==== Given data ====

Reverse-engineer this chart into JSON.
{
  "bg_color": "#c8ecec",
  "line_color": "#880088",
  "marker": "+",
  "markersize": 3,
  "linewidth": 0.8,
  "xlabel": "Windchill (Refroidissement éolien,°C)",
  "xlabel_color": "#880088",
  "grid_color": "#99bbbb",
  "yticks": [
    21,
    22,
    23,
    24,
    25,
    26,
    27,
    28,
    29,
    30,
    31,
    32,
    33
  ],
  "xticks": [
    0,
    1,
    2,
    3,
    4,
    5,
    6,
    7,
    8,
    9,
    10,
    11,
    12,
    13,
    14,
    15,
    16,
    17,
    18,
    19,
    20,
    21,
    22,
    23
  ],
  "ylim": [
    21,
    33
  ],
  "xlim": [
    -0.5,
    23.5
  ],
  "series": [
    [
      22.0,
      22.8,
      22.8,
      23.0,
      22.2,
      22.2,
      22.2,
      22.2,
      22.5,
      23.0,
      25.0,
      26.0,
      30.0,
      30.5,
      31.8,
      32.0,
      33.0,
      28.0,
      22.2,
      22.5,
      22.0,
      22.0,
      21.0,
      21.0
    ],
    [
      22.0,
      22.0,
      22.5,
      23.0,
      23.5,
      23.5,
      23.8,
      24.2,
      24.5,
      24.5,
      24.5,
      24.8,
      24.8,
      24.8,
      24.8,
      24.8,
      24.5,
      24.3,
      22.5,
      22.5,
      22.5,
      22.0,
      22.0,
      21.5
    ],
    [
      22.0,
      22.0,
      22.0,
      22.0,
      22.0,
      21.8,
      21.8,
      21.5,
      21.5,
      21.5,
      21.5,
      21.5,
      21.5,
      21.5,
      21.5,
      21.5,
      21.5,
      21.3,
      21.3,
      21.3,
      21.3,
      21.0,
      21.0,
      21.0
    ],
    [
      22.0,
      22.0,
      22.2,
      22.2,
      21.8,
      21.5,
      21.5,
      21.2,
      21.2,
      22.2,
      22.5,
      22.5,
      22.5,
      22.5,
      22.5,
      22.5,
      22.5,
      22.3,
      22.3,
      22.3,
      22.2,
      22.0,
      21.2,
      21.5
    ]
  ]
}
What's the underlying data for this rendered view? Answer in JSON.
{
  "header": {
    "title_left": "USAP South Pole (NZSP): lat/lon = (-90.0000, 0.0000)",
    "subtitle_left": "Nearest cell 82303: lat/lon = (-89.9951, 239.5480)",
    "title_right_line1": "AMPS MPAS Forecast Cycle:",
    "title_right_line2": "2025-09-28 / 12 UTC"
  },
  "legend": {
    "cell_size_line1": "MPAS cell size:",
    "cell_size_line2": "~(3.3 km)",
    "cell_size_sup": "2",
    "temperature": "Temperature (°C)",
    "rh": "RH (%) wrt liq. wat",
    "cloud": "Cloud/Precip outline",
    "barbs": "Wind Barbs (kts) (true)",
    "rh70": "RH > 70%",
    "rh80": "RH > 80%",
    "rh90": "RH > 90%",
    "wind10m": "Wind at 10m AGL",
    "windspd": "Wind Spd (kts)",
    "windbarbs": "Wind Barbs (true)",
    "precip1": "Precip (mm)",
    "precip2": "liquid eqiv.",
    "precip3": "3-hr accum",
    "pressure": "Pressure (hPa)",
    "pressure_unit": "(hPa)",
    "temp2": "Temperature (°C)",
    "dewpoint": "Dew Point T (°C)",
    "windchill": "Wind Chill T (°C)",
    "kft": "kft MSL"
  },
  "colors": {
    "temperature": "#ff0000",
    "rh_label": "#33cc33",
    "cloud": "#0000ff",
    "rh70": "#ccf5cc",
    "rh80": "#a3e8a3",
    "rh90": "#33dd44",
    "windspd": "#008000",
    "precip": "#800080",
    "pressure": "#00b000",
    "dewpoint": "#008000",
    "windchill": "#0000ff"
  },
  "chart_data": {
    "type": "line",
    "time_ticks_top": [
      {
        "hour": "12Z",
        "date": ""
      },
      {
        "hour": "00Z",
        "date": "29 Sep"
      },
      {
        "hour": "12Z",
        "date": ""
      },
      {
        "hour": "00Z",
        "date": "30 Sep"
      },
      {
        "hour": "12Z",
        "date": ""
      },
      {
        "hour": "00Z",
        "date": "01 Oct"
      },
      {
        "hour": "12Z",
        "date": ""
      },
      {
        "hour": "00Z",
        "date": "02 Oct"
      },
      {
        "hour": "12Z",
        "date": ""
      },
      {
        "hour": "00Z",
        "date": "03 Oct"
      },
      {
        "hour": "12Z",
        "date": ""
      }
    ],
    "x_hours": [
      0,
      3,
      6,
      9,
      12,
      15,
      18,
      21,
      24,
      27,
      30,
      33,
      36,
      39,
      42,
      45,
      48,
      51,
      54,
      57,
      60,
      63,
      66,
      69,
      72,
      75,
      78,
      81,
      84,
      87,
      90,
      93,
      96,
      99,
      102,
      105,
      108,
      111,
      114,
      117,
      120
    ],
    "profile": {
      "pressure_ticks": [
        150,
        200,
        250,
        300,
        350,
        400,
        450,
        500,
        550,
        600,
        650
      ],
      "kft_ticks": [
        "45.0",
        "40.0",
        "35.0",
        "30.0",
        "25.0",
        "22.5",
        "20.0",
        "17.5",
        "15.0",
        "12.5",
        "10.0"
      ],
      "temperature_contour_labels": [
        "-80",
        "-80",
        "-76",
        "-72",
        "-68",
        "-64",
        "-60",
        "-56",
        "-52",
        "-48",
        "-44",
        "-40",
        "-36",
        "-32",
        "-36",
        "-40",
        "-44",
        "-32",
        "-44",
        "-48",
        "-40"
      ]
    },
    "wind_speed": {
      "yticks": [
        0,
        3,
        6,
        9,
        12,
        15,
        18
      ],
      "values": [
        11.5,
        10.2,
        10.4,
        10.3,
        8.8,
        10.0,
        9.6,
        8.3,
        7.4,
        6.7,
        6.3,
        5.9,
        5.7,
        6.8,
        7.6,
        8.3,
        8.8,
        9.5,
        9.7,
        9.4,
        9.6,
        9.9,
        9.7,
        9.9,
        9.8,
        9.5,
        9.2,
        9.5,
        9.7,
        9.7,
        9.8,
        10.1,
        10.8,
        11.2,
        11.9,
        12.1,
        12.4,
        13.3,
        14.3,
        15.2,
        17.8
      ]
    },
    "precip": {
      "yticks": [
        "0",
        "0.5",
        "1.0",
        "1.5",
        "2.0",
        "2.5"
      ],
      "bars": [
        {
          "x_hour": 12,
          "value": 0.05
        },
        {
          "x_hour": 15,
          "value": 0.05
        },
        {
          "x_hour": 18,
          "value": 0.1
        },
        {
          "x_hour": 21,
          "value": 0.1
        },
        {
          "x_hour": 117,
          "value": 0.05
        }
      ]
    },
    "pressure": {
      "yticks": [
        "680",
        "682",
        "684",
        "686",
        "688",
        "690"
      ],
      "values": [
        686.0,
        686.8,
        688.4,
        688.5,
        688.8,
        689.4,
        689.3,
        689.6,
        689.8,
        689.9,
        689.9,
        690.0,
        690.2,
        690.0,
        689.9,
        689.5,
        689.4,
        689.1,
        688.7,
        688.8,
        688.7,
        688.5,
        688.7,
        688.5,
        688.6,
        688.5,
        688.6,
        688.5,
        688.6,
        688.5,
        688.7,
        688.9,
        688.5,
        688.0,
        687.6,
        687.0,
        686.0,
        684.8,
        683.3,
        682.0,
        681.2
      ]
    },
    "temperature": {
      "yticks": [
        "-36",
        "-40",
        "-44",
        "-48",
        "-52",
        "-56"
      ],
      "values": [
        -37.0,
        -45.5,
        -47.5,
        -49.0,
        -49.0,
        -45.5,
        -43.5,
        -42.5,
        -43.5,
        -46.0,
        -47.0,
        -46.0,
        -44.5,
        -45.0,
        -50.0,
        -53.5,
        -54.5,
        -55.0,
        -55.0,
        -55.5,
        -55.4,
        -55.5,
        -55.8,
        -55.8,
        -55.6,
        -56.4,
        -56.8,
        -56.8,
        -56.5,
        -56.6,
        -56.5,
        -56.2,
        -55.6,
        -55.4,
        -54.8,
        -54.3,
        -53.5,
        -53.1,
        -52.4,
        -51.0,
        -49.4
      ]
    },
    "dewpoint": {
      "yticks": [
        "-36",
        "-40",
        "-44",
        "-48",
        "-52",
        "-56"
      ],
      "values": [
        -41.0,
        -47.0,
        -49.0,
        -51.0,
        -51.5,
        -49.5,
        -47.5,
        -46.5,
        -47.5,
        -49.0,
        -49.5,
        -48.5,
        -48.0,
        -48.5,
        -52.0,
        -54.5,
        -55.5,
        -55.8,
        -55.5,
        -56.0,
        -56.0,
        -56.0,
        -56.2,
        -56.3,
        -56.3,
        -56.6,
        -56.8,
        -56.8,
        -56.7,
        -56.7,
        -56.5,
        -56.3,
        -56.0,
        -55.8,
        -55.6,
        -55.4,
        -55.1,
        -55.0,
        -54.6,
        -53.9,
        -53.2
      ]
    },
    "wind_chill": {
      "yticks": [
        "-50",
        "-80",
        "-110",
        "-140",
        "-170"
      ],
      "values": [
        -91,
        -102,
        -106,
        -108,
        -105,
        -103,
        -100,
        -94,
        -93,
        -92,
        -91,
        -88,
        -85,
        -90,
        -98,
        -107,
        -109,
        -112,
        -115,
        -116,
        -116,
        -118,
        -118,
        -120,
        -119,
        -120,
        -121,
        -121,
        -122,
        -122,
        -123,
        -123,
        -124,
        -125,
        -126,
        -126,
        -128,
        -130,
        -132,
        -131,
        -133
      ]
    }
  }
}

====

Where a line contains "this", copy that line.

Reverse-engineer this chart into JSON.
What's the underlying data for this rendered view? Answer in JSON.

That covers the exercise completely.